------ Provided information ------
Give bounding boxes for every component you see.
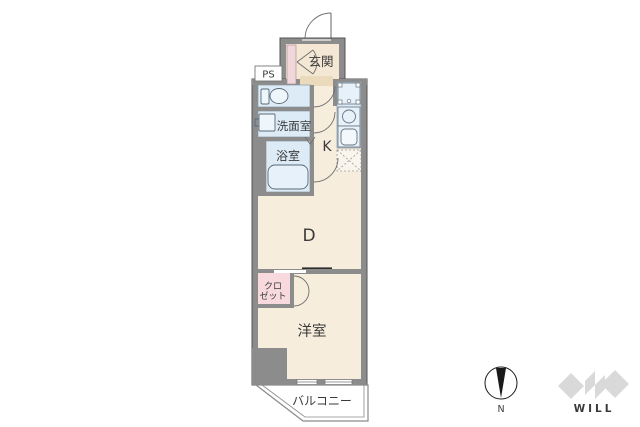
bathtub-icon — [268, 165, 308, 189]
shoe-cabinet — [287, 45, 296, 84]
compass-icon: N — [485, 367, 517, 415]
will-logo: WILL — [558, 370, 629, 415]
label-closet-line2: ゼット — [259, 290, 286, 302]
fridge-space — [337, 150, 361, 171]
label-kitchen: K — [322, 139, 332, 155]
sink-icon — [338, 126, 360, 147]
label-pipe-space: PS — [262, 70, 274, 81]
label-closet-line1: クロ — [264, 281, 282, 292]
label-entrance: 玄関 — [308, 54, 333, 69]
washer-pan-icon — [338, 83, 360, 104]
entrance-step — [300, 76, 333, 86]
label-bedroom: 洋室 — [298, 323, 327, 340]
label-balcony: バルコニー — [292, 394, 352, 408]
stove-icon — [338, 107, 360, 126]
label-bathroom: 浴室 — [276, 148, 300, 163]
label-dining: D — [302, 226, 315, 246]
toilet-icon — [261, 89, 288, 105]
label-washroom: 洗面室 — [277, 119, 312, 133]
pipe-space-box: PS — [255, 66, 282, 81]
floorplan-image: PS 玄関 洗面室 浴室 K D クロ ゼット 洋室 バルコニー N WILL — [0, 0, 640, 427]
compass-north-label: N — [497, 404, 504, 415]
will-logo-text: WILL — [574, 403, 615, 415]
entry-door-arc — [302, 13, 331, 40]
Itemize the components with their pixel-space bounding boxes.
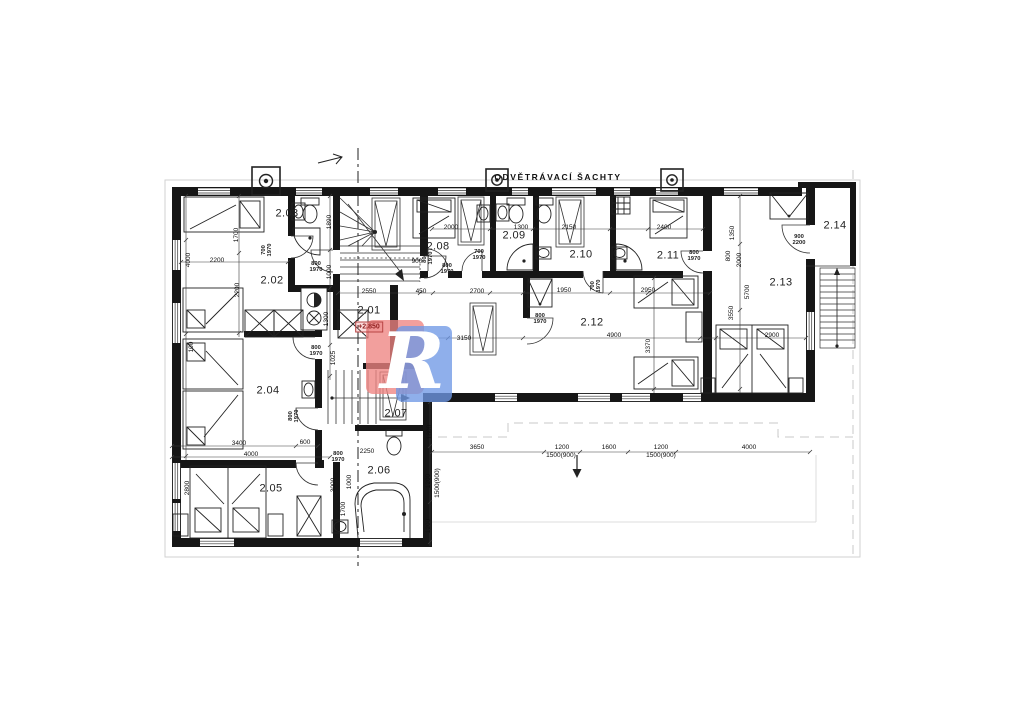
room-label-2-12: 2.12: [580, 318, 603, 329]
double-bed: [701, 325, 803, 393]
double-bed: [173, 466, 283, 538]
room-label-2-14: 2.14: [823, 221, 846, 232]
dim-label: 4000: [244, 452, 258, 459]
dim-label: 1000: [327, 265, 334, 279]
dim-label: 2700: [470, 289, 484, 296]
dim-label: 1350: [730, 226, 737, 240]
dim-label: 2250: [360, 449, 374, 456]
room-label-2-04: 2.04: [256, 386, 279, 397]
dim-label: 3550: [729, 306, 736, 320]
door-size-label: 8001970: [310, 345, 323, 357]
room-label-2-02: 2.02: [260, 276, 283, 287]
wardrobe-icon: [297, 496, 321, 536]
dim-label: 450: [416, 289, 427, 296]
dim-label: 2900: [765, 333, 779, 340]
dim-label: 100: [189, 342, 196, 353]
window-icon: [458, 197, 484, 245]
dim-label: 1200: [555, 445, 569, 452]
dim-label: 1500(900): [646, 453, 676, 460]
sink-icon: [496, 204, 509, 221]
room-label-2-09: 2.09: [502, 231, 525, 242]
dim-label: 1025: [331, 351, 338, 365]
bed: [650, 198, 687, 238]
plan-title: ODVĚTRÁVACÍ ŠACHTY: [494, 173, 621, 182]
room-label-2-06: 2.06: [367, 466, 390, 477]
logo-letter: R: [378, 316, 445, 407]
toilet-icon: [507, 198, 525, 223]
dim-label: 3150: [457, 336, 471, 343]
door-size-label: 8001970: [422, 252, 434, 265]
dim-label: 1950: [557, 288, 571, 295]
dim-label: 3370: [646, 339, 653, 353]
dim-label: 3000: [331, 478, 338, 492]
room-label-2-01: 2.01: [357, 306, 380, 317]
dim-label: 1800: [427, 425, 434, 439]
door-size-label: 8001970: [332, 451, 345, 463]
dim-label: 3650: [470, 445, 484, 452]
dim-label: 2800: [185, 481, 192, 495]
door-size-label: 8001970: [288, 410, 300, 423]
bed: [413, 198, 455, 238]
dim-label: 2400: [657, 225, 671, 232]
bed: [634, 357, 698, 389]
dim-label: 3400: [232, 441, 246, 448]
dim-label: 1000: [347, 475, 354, 489]
dim-label: 1700: [234, 228, 241, 242]
door-size-label: 8001970: [441, 263, 454, 275]
room-label-2-07: 2.07: [384, 409, 407, 420]
staircase-main: [340, 198, 420, 282]
floor-plan-drawing: R: [0, 0, 1024, 724]
nightstand: [686, 312, 702, 342]
dim-label: 2150: [562, 225, 576, 232]
dim-label: 5700: [745, 285, 752, 299]
window-icon: [470, 303, 496, 355]
dim-label: 1300: [514, 225, 528, 232]
window-icon: [372, 198, 400, 250]
bed: [184, 197, 264, 232]
room-label-2-10: 2.10: [569, 250, 592, 261]
dim-label: 800: [726, 251, 733, 262]
dim-label: 1200: [426, 519, 433, 533]
dim-label: 1700: [341, 502, 348, 516]
dim-label: 1200: [426, 474, 433, 488]
dim-label: 1300: [324, 312, 331, 326]
roof-outline-dashed: [438, 170, 853, 560]
room-label-2-11: 2.11: [657, 251, 679, 262]
dim-label: 1500(900): [546, 453, 576, 460]
dim-label: 1500(900): [435, 468, 442, 498]
dim-label: 2000: [444, 225, 458, 232]
shower-icon: [616, 244, 642, 270]
elevation-marker: +2.850: [355, 322, 383, 333]
shower-icon: [293, 228, 320, 255]
dim-label: 600: [300, 440, 311, 447]
dim-label: 4900: [607, 333, 621, 340]
dim-label: 2000: [737, 253, 744, 267]
door-size-label: 7001970: [473, 249, 486, 261]
dim-label: 2950: [641, 288, 655, 295]
door-size-label: 7001970: [590, 280, 602, 293]
corner-bathtub-icon: [355, 483, 410, 538]
window-icon: [556, 197, 584, 247]
room-label-2-03: 2.03: [275, 209, 298, 220]
section-mark: [318, 154, 342, 164]
dim-label: 1890: [327, 215, 334, 229]
door-size-label: 8001970: [688, 250, 701, 262]
toilet-icon: [301, 198, 319, 223]
door-size-label: 8001970: [310, 261, 323, 273]
door-swing: [296, 463, 318, 485]
room-label-2-05: 2.05: [259, 484, 282, 495]
door-size-label: 9002200: [793, 234, 806, 246]
dim-label: 900: [412, 259, 423, 266]
toilet-icon: [386, 430, 402, 455]
dim-label: 2200: [210, 258, 224, 265]
door-size-label: 7001970: [261, 244, 273, 257]
door-size-label: 8001970: [534, 313, 547, 325]
dim-label: 4000: [186, 253, 193, 267]
floor-plan-page: R ODVĚTRÁVACÍ ŠACHTY +2.850 2.01 2.02 2.…: [0, 0, 1024, 724]
dim-label: 1200: [654, 445, 668, 452]
sink-icon: [302, 381, 315, 398]
wardrobe-icon: [770, 193, 808, 219]
room-label-2-13: 2.13: [769, 278, 792, 289]
dim-label: 1600: [602, 445, 616, 452]
dim-label: 2550: [362, 289, 376, 296]
dim-label: 2200: [235, 283, 242, 297]
dim-label: 4000: [742, 445, 756, 452]
shower-icon: [507, 244, 533, 270]
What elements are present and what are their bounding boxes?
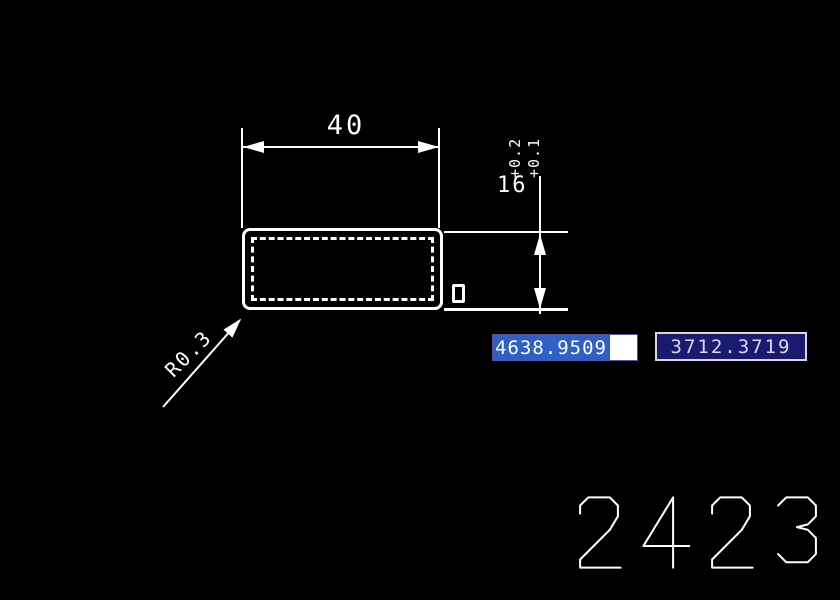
width-dimension-text: 40 bbox=[316, 110, 376, 141]
small-square-feature[interactable] bbox=[452, 284, 465, 303]
coordinate-y-value: 3712.3719 bbox=[671, 336, 792, 358]
arrowhead-left-icon bbox=[243, 141, 264, 153]
tolerance-upper: +0.2 bbox=[506, 110, 525, 178]
leader-label: R0.3 bbox=[141, 306, 233, 398]
coordinate-x-value: 4638.9509 bbox=[493, 335, 610, 361]
coordinate-x-input[interactable]: 4638.9509 bbox=[492, 334, 638, 361]
coordinate-y-input[interactable]: 3712.3719 bbox=[655, 332, 807, 361]
hidden-line-inner-rect[interactable] bbox=[251, 237, 434, 301]
tolerance-lower: +0.1 bbox=[525, 110, 544, 178]
arrowhead-up-icon bbox=[534, 234, 546, 255]
part-number-text bbox=[572, 492, 832, 578]
extension-line-top bbox=[444, 231, 568, 233]
dimension-line-top bbox=[243, 146, 439, 148]
extension-line-bottom bbox=[444, 308, 568, 311]
arrowhead-down-icon bbox=[534, 288, 546, 309]
tolerance-stack: +0.2 +0.1 bbox=[506, 110, 546, 178]
cad-drawing-canvas[interactable]: 40 16 +0.2 +0.1 R0.3 4638.9509 3712.3719 bbox=[0, 0, 840, 600]
arrowhead-right-icon bbox=[418, 141, 439, 153]
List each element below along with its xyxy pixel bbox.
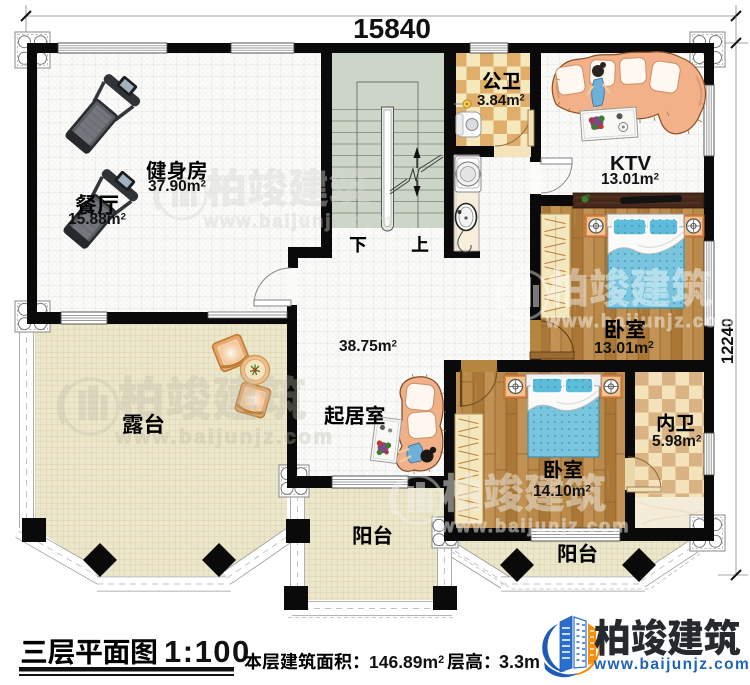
svg-text:13.01m2: 13.01m2 (594, 340, 654, 357)
svg-text:15.88m2: 15.88m2 (68, 211, 126, 228)
svg-text:15840: 15840 (353, 13, 431, 44)
svg-text:14.10m2: 14.10m2 (533, 483, 591, 500)
svg-text:5.98m2: 5.98m2 (652, 433, 701, 450)
svg-text:3.3m: 3.3m (499, 652, 540, 672)
svg-text:146.89m2: 146.89m2 (369, 652, 444, 672)
svg-text:www.baijunjz.com: www.baijunjz.com (593, 656, 750, 673)
svg-text:13.01m2: 13.01m2 (601, 171, 659, 188)
svg-text:38.75m2: 38.75m2 (339, 338, 397, 355)
svg-text:1:100: 1:100 (164, 634, 251, 669)
svg-text:37.90m2: 37.90m2 (148, 178, 206, 195)
svg-text:3.84m2: 3.84m2 (477, 92, 525, 109)
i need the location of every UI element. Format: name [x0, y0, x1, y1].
------
To be done: Reproduce the lines running from the start of the rows through the line holding "Itemize the components", inclusive. Omit the pictures from your answer.

Complete answer:
Give bounding boxes for every component you see.
bathtub-icon — [268, 165, 308, 189]
shoe-cabinet — [287, 45, 296, 84]
compass-icon: N — [485, 367, 517, 415]
will-logo: WILL — [558, 370, 629, 415]
label-closet-line2: ゼット — [259, 290, 286, 302]
fridge-space — [337, 150, 361, 171]
label-kitchen: K — [322, 139, 332, 155]
sink-icon — [338, 126, 360, 147]
label-pipe-space: PS — [262, 70, 274, 81]
label-closet-line1: クロ — [264, 281, 282, 292]
label-entrance: 玄関 — [308, 54, 333, 69]
washer-pan-icon — [338, 83, 360, 104]
entrance-step — [300, 76, 333, 86]
label-bedroom: 洋室 — [298, 323, 327, 340]
label-balcony: バルコニー — [292, 394, 352, 408]
stove-icon — [338, 107, 360, 126]
label-bathroom: 浴室 — [276, 148, 300, 163]
label-dining: D — [302, 226, 315, 246]
toilet-icon — [261, 89, 288, 105]
label-washroom: 洗面室 — [277, 119, 312, 133]
pipe-space-box: PS — [255, 66, 282, 81]
floorplan-image: PS 玄関 洗面室 浴室 K D クロ ゼット 洋室 バルコニー N WILL — [0, 0, 640, 427]
compass-north-label: N — [497, 404, 504, 415]
will-logo-text: WILL — [574, 403, 615, 415]
entry-door-arc — [302, 13, 331, 40]
Itemize the components with their pixel-space bounding boxes.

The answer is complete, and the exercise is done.